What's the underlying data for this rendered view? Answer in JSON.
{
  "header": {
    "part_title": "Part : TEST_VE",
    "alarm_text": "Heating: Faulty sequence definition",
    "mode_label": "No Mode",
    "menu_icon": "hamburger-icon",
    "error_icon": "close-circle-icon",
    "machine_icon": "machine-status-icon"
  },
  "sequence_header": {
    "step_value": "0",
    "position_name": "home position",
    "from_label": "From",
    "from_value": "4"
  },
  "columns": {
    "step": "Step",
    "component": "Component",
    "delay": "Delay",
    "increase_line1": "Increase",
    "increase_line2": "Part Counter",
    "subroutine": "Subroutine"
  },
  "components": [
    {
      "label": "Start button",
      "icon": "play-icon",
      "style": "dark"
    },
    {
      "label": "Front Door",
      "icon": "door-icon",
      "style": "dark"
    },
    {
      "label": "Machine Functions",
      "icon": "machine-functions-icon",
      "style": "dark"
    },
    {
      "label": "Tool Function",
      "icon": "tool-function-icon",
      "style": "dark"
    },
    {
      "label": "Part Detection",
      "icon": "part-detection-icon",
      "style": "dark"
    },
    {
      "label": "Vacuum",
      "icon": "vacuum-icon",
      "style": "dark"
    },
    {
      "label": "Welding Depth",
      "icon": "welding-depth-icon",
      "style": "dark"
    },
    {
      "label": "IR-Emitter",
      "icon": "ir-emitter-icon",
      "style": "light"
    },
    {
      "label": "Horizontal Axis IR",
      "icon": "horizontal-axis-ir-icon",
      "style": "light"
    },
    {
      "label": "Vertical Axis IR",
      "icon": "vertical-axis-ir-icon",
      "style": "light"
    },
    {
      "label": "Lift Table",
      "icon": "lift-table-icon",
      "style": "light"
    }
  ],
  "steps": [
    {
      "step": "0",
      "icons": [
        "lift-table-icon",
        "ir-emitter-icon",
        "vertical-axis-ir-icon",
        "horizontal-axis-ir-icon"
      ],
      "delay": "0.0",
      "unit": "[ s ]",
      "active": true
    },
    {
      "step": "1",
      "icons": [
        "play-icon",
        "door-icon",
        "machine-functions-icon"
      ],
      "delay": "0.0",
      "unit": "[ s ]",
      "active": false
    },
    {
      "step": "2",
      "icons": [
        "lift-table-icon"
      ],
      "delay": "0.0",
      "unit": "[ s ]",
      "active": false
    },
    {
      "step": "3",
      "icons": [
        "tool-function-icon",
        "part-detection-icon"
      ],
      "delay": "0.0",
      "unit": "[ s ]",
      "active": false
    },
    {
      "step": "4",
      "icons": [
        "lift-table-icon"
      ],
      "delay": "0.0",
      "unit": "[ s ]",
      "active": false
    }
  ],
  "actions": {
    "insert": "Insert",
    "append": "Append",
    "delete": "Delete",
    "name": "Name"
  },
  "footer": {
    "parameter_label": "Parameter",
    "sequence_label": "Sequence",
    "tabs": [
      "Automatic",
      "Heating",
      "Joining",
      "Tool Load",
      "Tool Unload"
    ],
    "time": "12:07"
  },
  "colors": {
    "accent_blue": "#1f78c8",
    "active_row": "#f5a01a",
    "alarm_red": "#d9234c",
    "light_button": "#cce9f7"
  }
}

What to produce:
Extract the complete set of records unchanged.

Expected answer:
What's the underlying data for this rendered view? Answer in JSON.
{
  "header": {
    "part_title": "Part : TEST_VE",
    "alarm_text": "Heating: Faulty sequence definition",
    "mode_label": "No Mode",
    "menu_icon": "hamburger-icon",
    "error_icon": "close-circle-icon",
    "machine_icon": "machine-status-icon"
  },
  "sequence_header": {
    "step_value": "0",
    "position_name": "home position",
    "from_label": "From",
    "from_value": "4"
  },
  "columns": {
    "step": "Step",
    "component": "Component",
    "delay": "Delay",
    "increase_line1": "Increase",
    "increase_line2": "Part Counter",
    "subroutine": "Subroutine"
  },
  "components": [
    {
      "label": "Start button",
      "icon": "play-icon",
      "style": "dark"
    },
    {
      "label": "Front Door",
      "icon": "door-icon",
      "style": "dark"
    },
    {
      "label": "Machine Functions",
      "icon": "machine-functions-icon",
      "style": "dark"
    },
    {
      "label": "Tool Function",
      "icon": "tool-function-icon",
      "style": "dark"
    },
    {
      "label": "Part Detection",
      "icon": "part-detection-icon",
      "style": "dark"
    },
    {
      "label": "Vacuum",
      "icon": "vacuum-icon",
      "style": "dark"
    },
    {
      "label": "Welding Depth",
      "icon": "welding-depth-icon",
      "style": "dark"
    },
    {
      "label": "IR-Emitter",
      "icon": "ir-emitter-icon",
      "style": "light"
    },
    {
      "label": "Horizontal Axis IR",
      "icon": "horizontal-axis-ir-icon",
      "style": "light"
    },
    {
      "label": "Vertical Axis IR",
      "icon": "vertical-axis-ir-icon",
      "style": "light"
    },
    {
      "label": "Lift Table",
      "icon": "lift-table-icon",
      "style": "light"
    }
  ],
  "steps": [
    {
      "step": "0",
      "icons": [
        "lift-table-icon",
        "ir-emitter-icon",
        "vertical-axis-ir-icon",
        "horizontal-axis-ir-icon"
      ],
      "delay": "0.0",
      "unit": "[ s ]",
      "active": true
    },
    {
      "step": "1",
      "icons": [
        "play-icon",
        "door-icon",
        "machine-functions-icon"
      ],
      "delay": "0.0",
      "unit": "[ s ]",
      "active": false
    },
    {
      "step": "2",
      "icons": [
        "lift-table-icon"
      ],
      "delay": "0.0",
      "unit": "[ s ]",
      "active": false
    },
    {
      "step": "3",
      "icons": [
        "tool-function-icon",
        "part-detection-icon"
      ],
      "delay": "0.0",
      "unit": "[ s ]",
      "active": false
    },
    {
      "step": "4",
      "icons": [
        "lift-table-icon"
      ],
      "delay": "0.0",
      "unit": "[ s ]",
      "active": false
    }
  ],
  "actions": {
    "insert": "Insert",
    "append": "Append",
    "delete": "Delete",
    "name": "Name"
  },
  "footer": {
    "parameter_label": "Parameter",
    "sequence_label": "Sequence",
    "tabs": [
      "Automatic",
      "Heating",
      "Joining",
      "Tool Load",
      "Tool Unload"
    ],
    "time": "12:07"
  },
  "colors": {
    "accent_blue": "#1f78c8",
    "active_row": "#f5a01a",
    "alarm_red": "#d9234c",
    "light_button": "#cce9f7"
  }
}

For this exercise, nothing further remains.